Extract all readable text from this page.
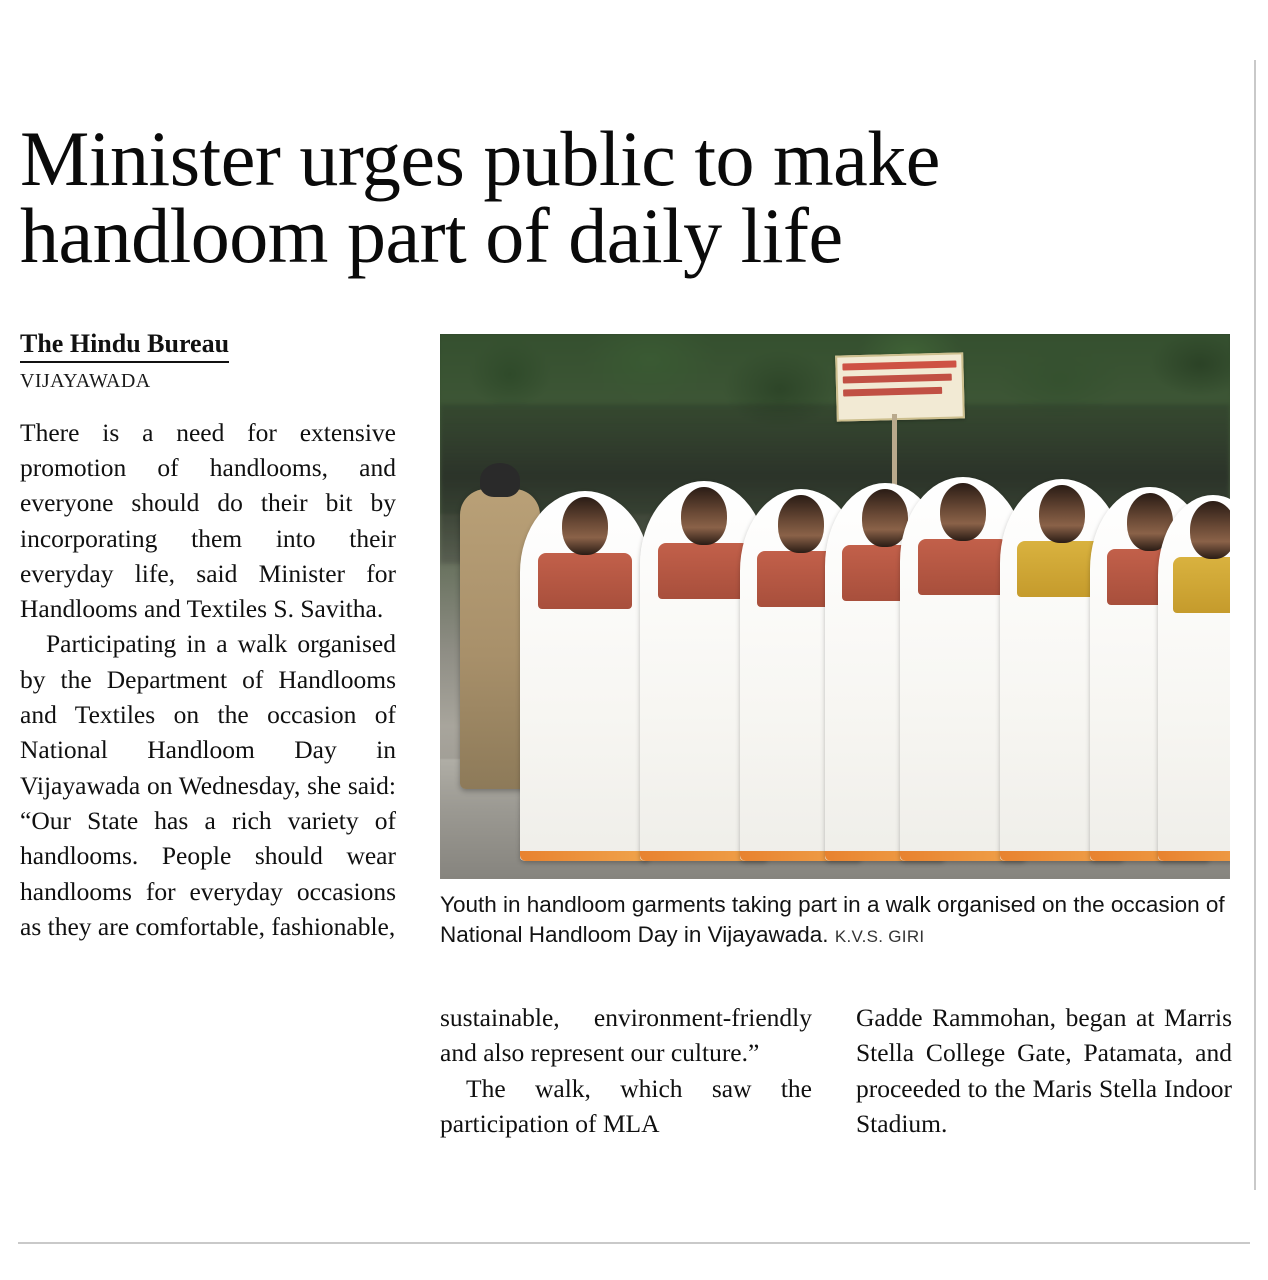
Minister urges public to make handloom part of daily life
The Hindu Bureau
VIJAYAWADA

There is a need for extensive promotion of handlooms, and everyone should do their bit by incorporating them into their everyday life, said Minister for Handlooms and Textiles S. Savitha.

Participating in a walk organised by the Department of Handlooms and Textiles on the occasion of National Handloom Day in Vijayawada on Wednesday, she said: “Our State has a rich variety of handlooms. People should wear handlooms for everyday occasions as they are comfortable, fashionable,

Youth in handloom garments taking part in a walk organised on the occasion of National Handloom Day in Vijayawada. K.V.S. GIRI

sustainable, environment-friendly and also represent our culture.”

The walk, which saw the participation of MLA

Gadde Rammohan, began at Marris Stella College Gate, Patamata, and proceeded to the Maris Stella Indoor Stadium.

EXERCISE DESCRIPTION -
From the listing, copy each line containing the word "occasion".

RESULT OF THIS TASK -
Participating in a walk organised by the Department of Handlooms and Textiles on the occasion of National Handloom Day in Vijayawada on Wednesday, she said: “Our State has a rich variety of handlooms. People should wear handlooms for everyday occasions as they are comfortable, fashionable,
Youth in handloom garments taking part in a walk organised on the occasion of National Handloom Day in Vijayawada. K.V.S. GIRI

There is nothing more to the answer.